# [AIM]
Identify and reproduce every line holding the string "from".

# [TASK INPUTS]
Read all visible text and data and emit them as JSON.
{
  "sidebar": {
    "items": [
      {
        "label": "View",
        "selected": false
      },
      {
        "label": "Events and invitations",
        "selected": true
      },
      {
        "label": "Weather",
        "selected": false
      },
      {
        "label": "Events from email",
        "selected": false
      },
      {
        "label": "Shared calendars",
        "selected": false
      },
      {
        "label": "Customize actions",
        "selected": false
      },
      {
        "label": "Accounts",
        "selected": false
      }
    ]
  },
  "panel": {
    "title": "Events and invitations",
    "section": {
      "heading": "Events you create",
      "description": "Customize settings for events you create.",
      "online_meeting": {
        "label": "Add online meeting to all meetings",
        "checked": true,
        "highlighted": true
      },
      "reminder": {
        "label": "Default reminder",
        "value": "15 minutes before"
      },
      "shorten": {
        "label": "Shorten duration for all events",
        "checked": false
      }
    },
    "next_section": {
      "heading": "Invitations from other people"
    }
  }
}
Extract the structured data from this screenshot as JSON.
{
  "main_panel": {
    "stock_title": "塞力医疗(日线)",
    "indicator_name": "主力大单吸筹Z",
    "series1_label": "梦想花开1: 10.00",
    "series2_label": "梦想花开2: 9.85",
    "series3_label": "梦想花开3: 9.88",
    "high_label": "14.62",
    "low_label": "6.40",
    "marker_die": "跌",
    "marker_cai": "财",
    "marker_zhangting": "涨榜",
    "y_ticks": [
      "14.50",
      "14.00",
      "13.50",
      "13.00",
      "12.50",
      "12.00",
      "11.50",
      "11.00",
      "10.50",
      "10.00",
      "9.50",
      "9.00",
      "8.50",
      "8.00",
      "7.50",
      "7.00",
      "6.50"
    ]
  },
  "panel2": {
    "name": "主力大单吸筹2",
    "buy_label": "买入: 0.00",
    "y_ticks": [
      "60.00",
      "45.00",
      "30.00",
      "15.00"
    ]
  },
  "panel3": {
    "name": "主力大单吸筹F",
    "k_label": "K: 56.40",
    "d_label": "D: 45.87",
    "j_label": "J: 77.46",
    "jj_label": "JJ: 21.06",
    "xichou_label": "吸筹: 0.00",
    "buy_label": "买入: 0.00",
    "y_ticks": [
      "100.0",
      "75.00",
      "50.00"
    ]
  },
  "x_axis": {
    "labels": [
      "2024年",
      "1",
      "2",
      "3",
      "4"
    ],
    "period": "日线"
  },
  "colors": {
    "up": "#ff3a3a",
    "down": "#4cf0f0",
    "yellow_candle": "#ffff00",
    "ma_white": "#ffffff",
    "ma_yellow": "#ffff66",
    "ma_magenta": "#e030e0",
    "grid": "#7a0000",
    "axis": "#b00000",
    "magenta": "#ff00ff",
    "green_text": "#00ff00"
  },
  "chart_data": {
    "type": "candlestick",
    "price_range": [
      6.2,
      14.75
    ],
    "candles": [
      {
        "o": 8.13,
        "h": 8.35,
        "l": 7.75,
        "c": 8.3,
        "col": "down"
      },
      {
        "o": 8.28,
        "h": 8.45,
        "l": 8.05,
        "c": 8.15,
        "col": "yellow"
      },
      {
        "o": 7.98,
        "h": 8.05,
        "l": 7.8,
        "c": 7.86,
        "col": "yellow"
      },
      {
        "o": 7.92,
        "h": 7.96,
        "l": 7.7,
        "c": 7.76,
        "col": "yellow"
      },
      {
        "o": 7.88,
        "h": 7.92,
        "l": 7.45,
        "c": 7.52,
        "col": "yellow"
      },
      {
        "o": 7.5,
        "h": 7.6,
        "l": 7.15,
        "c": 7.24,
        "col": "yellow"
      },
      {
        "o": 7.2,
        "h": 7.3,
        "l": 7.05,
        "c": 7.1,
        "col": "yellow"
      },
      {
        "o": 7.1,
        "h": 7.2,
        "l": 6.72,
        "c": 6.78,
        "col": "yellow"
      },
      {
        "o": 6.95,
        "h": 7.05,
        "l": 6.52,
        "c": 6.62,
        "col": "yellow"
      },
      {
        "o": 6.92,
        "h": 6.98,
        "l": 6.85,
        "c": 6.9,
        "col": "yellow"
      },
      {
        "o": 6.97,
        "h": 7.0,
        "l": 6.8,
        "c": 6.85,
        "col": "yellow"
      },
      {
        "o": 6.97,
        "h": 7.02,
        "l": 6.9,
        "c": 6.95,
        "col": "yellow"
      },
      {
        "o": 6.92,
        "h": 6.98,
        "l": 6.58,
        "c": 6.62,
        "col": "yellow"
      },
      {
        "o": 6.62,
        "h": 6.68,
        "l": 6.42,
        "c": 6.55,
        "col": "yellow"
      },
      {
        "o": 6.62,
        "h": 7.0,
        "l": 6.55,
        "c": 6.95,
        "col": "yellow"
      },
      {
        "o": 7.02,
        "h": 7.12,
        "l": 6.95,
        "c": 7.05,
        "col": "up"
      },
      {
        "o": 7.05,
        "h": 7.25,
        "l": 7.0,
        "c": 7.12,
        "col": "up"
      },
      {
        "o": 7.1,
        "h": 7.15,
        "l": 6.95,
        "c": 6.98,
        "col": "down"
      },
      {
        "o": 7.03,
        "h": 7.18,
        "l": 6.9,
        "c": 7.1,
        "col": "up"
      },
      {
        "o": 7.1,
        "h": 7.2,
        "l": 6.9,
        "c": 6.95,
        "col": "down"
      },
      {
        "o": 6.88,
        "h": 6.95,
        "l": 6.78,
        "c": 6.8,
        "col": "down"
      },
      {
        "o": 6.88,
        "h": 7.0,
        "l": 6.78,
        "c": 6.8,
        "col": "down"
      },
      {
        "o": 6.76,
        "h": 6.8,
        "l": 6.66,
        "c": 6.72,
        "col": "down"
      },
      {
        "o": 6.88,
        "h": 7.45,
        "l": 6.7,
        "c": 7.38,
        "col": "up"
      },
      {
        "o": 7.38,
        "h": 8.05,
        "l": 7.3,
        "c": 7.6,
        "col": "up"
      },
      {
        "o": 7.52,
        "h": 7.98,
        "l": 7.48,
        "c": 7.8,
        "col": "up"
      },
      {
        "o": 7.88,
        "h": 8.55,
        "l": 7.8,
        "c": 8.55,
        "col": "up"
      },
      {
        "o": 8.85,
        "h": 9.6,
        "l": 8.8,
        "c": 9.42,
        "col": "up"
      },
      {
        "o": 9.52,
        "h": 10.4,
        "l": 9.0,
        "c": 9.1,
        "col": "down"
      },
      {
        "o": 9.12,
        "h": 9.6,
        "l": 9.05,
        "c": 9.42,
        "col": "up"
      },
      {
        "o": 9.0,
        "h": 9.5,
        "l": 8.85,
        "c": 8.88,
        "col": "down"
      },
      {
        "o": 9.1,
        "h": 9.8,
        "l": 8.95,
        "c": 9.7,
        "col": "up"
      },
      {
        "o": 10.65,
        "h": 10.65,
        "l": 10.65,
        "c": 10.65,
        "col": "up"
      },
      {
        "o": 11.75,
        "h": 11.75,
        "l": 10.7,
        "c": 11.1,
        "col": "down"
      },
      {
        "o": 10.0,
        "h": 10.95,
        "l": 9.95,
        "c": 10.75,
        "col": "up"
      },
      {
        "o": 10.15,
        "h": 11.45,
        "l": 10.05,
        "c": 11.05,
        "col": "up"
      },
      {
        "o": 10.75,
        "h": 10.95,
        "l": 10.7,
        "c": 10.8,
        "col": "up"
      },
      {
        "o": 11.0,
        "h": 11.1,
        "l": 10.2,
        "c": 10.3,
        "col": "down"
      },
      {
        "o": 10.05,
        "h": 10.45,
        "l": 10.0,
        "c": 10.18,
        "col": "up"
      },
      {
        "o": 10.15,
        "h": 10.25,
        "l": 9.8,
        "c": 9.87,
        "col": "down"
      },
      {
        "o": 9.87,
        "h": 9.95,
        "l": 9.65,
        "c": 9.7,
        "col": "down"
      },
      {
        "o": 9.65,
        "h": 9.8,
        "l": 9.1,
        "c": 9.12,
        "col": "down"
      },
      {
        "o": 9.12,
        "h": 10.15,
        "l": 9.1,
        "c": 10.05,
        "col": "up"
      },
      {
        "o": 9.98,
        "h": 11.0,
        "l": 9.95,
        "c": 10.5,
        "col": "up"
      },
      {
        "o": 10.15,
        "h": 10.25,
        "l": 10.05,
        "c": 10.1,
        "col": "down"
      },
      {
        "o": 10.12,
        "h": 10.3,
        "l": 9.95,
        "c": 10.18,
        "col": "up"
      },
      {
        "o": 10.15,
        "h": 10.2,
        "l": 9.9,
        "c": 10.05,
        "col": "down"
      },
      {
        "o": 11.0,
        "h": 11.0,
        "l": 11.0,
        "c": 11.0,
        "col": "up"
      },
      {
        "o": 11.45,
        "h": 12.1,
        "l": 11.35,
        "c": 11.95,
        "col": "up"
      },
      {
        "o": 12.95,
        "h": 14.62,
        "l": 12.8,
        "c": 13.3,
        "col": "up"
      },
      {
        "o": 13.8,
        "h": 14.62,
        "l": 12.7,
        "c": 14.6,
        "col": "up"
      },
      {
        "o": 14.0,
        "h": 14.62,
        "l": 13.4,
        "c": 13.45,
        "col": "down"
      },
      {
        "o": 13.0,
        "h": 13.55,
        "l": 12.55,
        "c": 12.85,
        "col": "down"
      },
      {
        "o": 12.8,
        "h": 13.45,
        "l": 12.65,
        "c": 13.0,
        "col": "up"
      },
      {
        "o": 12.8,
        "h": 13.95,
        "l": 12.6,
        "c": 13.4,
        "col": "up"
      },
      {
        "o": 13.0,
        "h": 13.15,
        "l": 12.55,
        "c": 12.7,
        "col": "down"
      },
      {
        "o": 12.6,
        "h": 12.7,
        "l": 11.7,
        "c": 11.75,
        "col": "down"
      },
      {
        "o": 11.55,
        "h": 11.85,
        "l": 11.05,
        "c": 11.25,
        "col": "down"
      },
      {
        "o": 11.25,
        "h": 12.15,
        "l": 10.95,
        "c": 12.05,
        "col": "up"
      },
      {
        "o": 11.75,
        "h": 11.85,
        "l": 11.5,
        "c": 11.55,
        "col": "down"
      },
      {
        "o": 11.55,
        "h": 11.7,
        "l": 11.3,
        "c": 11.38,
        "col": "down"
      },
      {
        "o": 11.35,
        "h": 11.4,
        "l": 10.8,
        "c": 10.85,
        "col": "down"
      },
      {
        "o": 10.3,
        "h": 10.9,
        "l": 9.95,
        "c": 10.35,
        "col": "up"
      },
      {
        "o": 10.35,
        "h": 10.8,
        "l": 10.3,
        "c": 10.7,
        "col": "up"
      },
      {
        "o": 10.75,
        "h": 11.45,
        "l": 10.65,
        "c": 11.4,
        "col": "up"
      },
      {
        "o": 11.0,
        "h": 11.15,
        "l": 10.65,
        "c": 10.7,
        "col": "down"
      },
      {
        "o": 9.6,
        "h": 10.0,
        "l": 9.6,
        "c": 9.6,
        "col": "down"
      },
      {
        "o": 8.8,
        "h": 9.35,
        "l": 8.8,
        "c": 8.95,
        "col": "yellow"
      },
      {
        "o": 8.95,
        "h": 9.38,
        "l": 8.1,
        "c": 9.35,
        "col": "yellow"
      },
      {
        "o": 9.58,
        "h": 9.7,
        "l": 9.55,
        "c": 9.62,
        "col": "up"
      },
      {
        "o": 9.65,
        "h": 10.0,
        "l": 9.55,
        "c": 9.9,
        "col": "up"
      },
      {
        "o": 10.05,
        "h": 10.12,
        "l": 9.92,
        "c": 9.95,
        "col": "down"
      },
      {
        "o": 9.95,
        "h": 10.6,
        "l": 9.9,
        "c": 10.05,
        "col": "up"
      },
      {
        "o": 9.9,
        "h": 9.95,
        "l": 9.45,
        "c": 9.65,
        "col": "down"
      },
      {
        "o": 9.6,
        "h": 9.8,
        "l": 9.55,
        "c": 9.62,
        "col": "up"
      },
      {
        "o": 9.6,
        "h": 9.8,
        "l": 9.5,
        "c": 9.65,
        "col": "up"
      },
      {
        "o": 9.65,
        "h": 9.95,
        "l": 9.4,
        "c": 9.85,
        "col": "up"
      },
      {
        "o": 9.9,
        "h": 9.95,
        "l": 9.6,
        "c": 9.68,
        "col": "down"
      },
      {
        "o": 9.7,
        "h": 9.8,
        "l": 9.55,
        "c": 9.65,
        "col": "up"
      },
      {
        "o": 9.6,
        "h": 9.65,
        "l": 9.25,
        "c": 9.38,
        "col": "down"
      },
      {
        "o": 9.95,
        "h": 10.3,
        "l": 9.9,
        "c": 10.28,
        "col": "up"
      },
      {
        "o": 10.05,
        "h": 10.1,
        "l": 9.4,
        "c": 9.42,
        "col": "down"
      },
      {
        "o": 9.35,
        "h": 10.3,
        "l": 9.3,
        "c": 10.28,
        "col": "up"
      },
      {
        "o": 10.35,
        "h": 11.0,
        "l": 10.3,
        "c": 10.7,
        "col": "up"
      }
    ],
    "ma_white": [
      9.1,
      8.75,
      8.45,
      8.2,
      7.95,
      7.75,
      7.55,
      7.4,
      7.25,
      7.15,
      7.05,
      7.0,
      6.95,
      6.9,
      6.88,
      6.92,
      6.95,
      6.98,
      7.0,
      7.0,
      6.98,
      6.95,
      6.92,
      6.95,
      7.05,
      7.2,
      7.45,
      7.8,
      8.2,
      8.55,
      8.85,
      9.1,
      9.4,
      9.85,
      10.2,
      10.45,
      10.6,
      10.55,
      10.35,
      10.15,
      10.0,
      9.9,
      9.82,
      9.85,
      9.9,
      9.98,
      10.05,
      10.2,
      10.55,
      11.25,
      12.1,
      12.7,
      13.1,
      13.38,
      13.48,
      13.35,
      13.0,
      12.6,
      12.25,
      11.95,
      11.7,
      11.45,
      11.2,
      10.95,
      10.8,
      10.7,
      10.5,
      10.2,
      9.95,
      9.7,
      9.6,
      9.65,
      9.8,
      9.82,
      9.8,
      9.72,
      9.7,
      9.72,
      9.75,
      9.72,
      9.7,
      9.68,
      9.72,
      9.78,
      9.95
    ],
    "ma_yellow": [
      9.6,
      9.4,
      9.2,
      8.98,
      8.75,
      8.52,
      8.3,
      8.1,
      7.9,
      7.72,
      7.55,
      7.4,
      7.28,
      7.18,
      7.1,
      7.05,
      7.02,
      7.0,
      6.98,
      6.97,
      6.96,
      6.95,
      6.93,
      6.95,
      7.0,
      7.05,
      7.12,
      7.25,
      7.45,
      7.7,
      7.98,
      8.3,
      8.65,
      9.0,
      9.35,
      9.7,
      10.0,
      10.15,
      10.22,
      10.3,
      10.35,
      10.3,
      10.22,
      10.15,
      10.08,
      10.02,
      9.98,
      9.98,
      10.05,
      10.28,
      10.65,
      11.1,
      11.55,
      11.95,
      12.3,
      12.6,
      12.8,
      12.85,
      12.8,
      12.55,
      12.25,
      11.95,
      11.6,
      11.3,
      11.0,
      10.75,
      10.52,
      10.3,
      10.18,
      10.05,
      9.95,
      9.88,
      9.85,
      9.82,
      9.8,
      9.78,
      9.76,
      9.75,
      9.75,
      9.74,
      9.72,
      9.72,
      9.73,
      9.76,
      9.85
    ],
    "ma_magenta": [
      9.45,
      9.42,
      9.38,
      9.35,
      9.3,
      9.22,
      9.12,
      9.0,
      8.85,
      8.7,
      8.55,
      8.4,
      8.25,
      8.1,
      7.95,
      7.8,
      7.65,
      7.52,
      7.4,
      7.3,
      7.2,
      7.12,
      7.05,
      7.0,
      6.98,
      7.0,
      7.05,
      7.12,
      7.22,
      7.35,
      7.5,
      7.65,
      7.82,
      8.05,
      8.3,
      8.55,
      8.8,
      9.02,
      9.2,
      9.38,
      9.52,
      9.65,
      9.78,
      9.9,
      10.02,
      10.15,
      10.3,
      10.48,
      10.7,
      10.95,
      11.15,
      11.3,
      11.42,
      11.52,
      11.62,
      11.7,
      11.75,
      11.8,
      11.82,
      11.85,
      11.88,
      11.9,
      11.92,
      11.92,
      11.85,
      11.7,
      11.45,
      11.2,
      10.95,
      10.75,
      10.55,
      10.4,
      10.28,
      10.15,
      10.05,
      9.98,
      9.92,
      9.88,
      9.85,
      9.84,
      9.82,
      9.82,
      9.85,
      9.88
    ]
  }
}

# [ANSWER TO THIS PROBLEM]
        "label": "Events from email",
      "heading": "Invitations from other people"
Extract the structured data from this screenshot as JSON.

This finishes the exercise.